■ Problem requirements ■
Check each line of the entries below for the string "augmentation"; copy every line where it appears.

■ Dataset records ■
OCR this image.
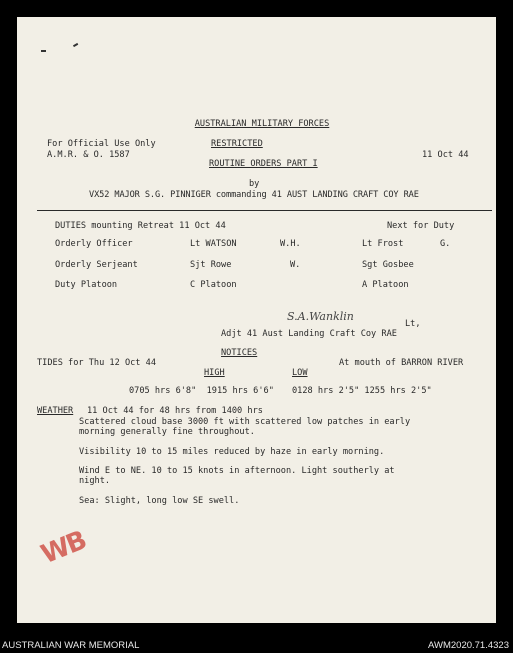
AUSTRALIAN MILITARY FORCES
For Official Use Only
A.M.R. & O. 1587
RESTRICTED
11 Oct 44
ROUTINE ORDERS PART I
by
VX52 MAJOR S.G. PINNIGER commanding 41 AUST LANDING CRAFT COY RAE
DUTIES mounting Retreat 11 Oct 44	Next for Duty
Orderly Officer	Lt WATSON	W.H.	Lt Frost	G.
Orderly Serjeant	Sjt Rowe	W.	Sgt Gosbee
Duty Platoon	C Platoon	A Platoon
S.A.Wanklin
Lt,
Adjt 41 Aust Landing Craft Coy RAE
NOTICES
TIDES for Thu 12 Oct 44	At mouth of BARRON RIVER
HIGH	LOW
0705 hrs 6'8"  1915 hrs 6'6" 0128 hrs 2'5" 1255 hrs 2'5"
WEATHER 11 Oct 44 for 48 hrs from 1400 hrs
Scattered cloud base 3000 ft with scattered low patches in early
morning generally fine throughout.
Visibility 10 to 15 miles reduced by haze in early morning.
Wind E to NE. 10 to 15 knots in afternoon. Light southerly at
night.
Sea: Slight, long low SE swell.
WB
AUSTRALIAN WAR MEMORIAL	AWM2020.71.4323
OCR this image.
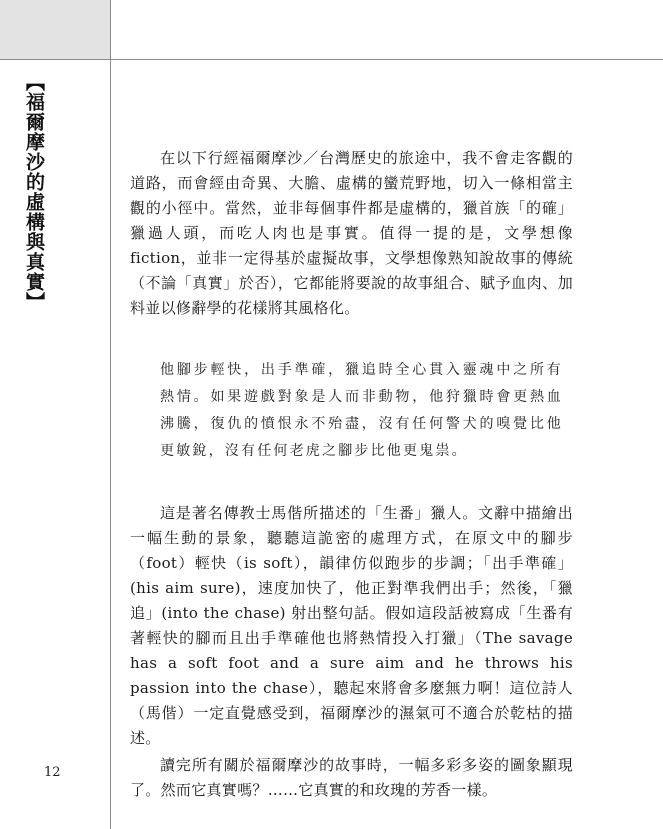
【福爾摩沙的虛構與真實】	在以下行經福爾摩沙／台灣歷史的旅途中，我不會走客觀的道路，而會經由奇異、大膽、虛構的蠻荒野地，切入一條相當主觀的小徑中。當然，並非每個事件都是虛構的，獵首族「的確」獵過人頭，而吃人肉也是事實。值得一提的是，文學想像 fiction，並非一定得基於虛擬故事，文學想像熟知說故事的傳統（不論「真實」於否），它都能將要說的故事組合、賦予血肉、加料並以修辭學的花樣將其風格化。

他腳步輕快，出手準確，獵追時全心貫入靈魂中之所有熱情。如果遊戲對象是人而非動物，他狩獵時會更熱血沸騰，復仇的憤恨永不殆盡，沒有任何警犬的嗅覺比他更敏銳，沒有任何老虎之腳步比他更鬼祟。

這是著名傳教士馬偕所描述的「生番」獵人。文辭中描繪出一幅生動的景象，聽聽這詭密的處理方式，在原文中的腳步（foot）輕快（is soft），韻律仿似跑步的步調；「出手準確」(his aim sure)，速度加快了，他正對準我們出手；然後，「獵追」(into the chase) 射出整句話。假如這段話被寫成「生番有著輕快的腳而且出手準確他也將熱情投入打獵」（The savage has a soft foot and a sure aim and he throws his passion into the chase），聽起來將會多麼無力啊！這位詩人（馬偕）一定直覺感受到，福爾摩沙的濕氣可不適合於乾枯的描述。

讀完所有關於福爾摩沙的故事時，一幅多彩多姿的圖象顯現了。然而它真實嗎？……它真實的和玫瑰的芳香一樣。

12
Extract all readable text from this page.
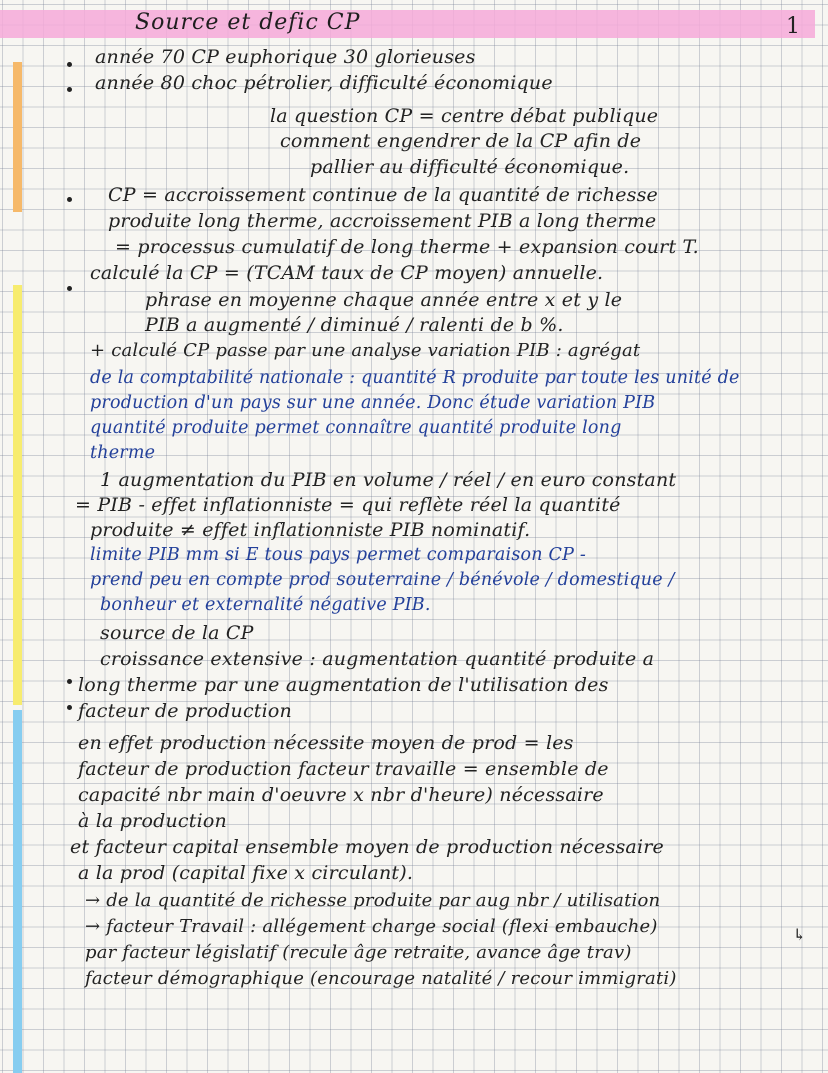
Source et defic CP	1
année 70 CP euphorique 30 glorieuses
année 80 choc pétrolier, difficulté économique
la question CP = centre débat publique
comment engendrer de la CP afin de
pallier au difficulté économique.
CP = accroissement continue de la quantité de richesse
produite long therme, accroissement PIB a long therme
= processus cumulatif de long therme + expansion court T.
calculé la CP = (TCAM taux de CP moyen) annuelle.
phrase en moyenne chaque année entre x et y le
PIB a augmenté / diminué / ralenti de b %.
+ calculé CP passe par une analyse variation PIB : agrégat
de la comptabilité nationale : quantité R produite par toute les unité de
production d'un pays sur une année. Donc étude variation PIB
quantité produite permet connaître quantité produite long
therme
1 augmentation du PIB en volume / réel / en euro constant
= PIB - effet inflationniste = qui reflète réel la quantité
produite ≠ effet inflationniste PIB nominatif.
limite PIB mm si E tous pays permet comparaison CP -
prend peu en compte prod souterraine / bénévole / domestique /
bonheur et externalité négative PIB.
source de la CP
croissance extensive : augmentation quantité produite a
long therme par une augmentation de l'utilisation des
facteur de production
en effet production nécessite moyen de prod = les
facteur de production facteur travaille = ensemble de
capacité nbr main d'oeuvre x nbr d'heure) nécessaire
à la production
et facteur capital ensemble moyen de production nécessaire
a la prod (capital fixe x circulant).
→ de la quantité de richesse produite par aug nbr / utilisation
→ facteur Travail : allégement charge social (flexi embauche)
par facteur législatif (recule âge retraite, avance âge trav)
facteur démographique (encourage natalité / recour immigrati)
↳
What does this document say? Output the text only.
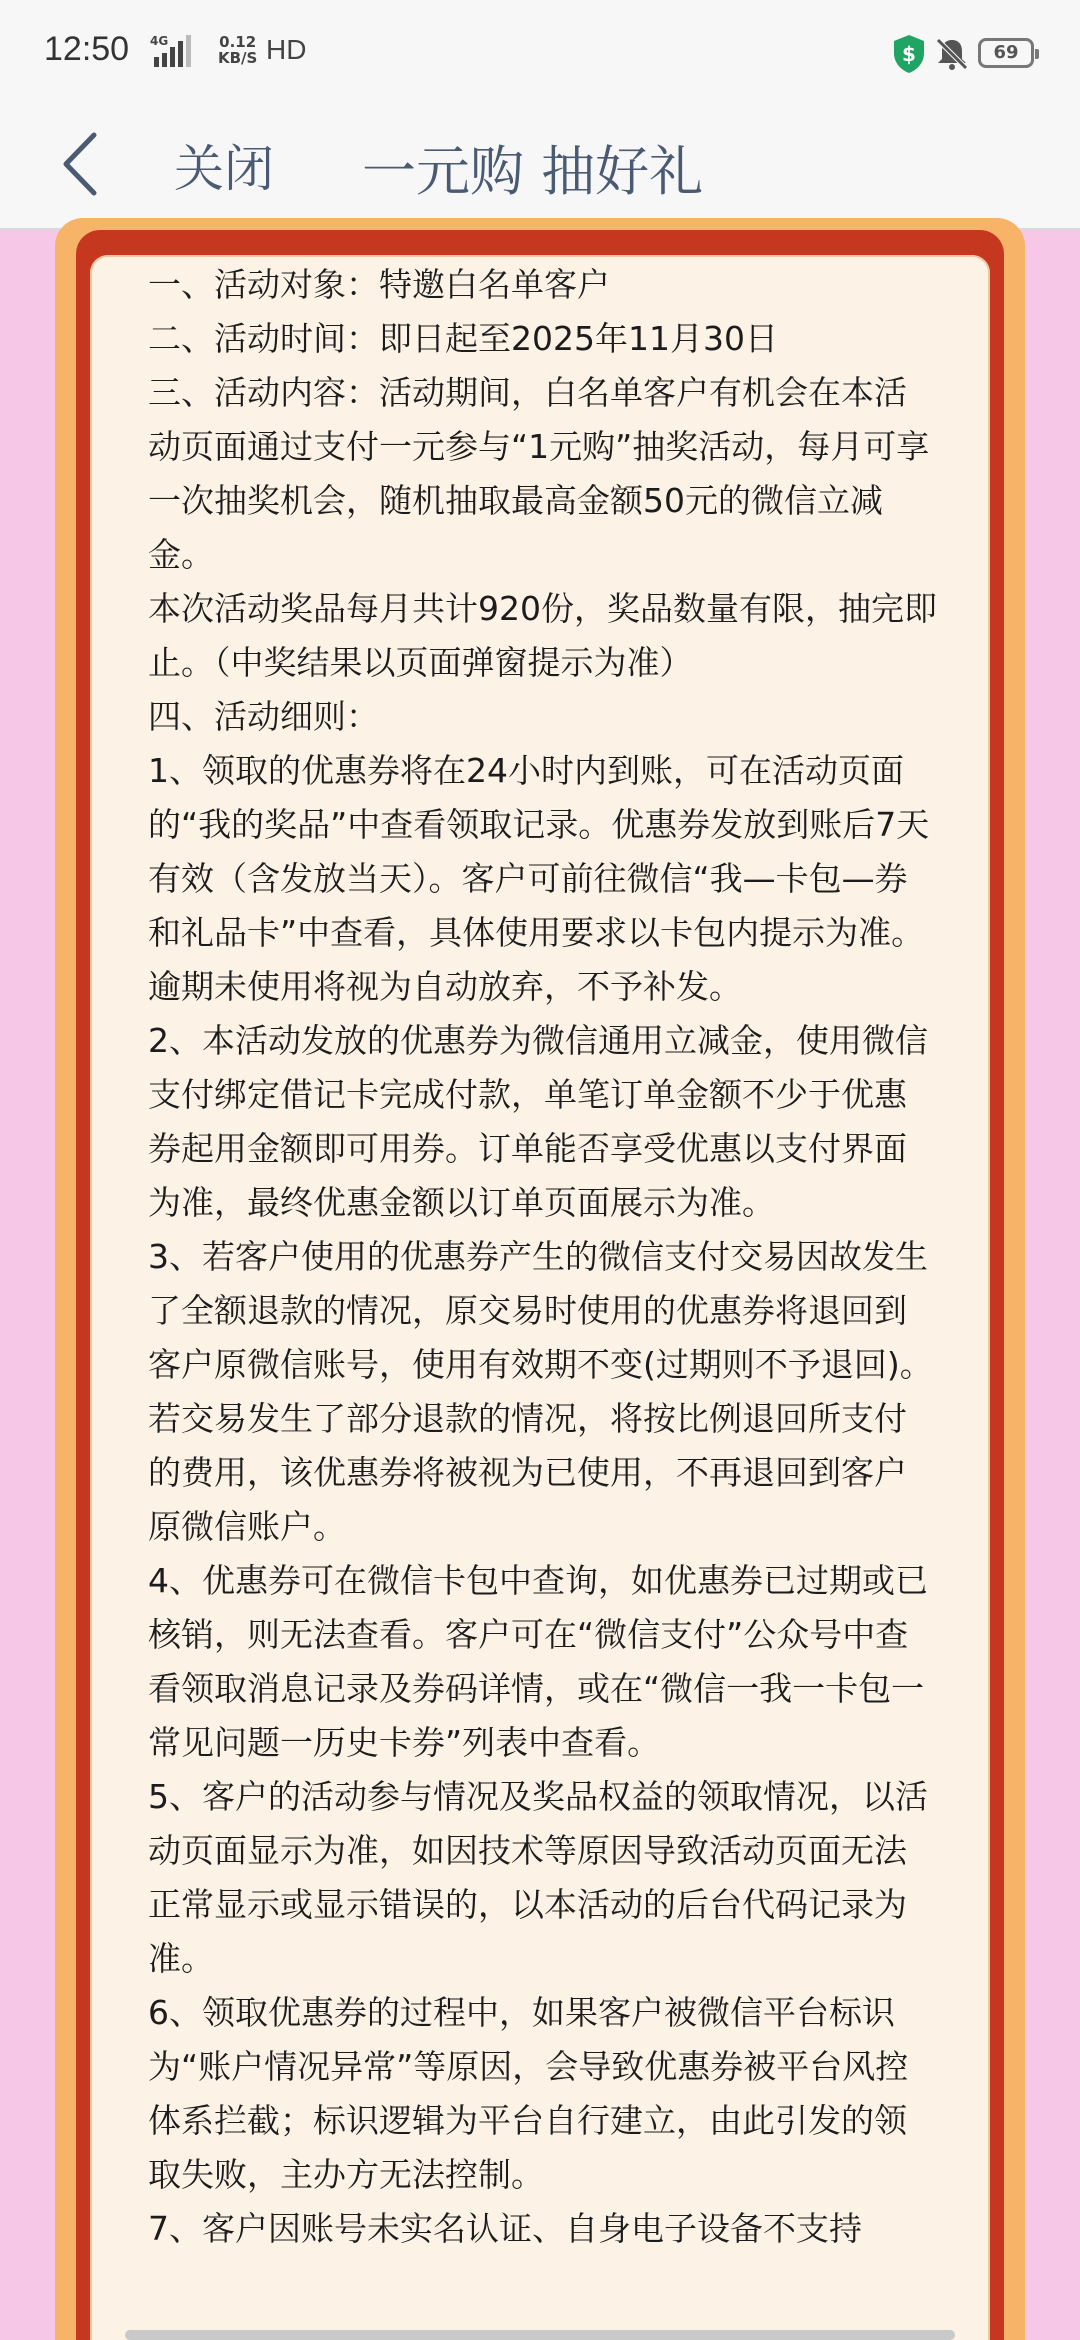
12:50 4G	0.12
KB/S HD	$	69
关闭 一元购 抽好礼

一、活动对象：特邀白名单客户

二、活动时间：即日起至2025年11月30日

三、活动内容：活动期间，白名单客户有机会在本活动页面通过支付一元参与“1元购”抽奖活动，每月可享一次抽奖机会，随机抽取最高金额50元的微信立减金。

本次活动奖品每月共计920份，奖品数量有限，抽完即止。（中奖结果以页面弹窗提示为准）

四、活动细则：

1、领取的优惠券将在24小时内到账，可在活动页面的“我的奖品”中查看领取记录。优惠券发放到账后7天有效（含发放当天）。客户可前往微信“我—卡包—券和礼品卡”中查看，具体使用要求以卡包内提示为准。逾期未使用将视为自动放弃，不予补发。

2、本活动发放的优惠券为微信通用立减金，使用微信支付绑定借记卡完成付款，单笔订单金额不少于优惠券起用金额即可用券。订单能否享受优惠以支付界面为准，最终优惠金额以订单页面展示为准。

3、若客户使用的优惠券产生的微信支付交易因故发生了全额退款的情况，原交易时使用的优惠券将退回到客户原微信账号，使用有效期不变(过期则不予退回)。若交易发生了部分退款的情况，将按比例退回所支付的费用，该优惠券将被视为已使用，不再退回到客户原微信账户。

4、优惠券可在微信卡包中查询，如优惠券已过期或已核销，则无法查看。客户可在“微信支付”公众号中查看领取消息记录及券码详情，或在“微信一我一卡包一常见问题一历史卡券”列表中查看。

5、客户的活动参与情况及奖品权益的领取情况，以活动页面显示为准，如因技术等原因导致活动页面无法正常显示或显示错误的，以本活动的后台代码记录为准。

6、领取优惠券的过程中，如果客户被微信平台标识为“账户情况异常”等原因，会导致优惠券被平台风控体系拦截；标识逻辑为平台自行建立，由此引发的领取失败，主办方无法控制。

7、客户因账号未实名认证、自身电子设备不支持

■ Solution to this problem ■
1 augmentation du PIB en volume / réel / en euro constant
croissance extensive : augmentation quantité produite a
long therme par une augmentation de l'utilisation des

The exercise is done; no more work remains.